Exercise
Output the data word for word, dropping every image.

Data items:
>>

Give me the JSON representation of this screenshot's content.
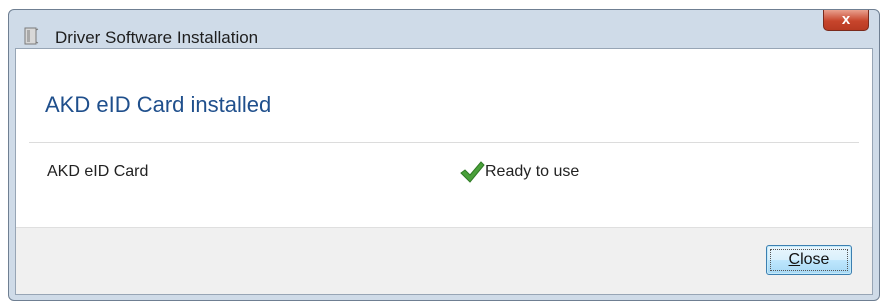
{
  "window": {
    "title": "Driver Software Installation",
    "close_glyph": "x"
  },
  "heading": "AKD eID Card installed",
  "devices": [
    {
      "name": "AKD eID Card",
      "status": "Ready to use",
      "status_icon": "check-icon",
      "status_color": "#4aa03a"
    }
  ],
  "footer": {
    "close_button": {
      "label_prefix": "",
      "label_accel": "C",
      "label_rest": "lose"
    }
  },
  "colors": {
    "heading": "#1f4f8c",
    "close_button_red": "#c7452c",
    "button_blue": "#a7d9f5"
  }
}
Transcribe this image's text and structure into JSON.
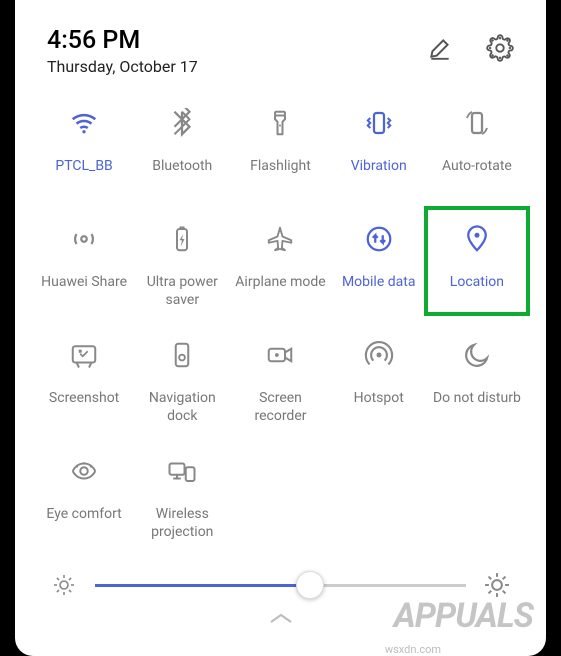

<<

In response
Give me the JSON representation of this screenshot's content.
{
  "window": {
    "title": "Driver Software Installation",
    "close_glyph": "x"
  },
  "heading": "AKD eID Card installed",
  "devices": [
    {
      "name": "AKD eID Card",
      "status": "Ready to use",
      "status_icon": "check-icon",
      "status_color": "#4aa03a"
    }
  ],
  "footer": {
    "close_button": {
      "label_prefix": "",
      "label_accel": "C",
      "label_rest": "lose"
    }
  },
  "colors": {
    "heading": "#1f4f8c",
    "close_button_red": "#c7452c",
    "button_blue": "#a7d9f5"
  }
}
Transcribe this image's text and structure into JSON.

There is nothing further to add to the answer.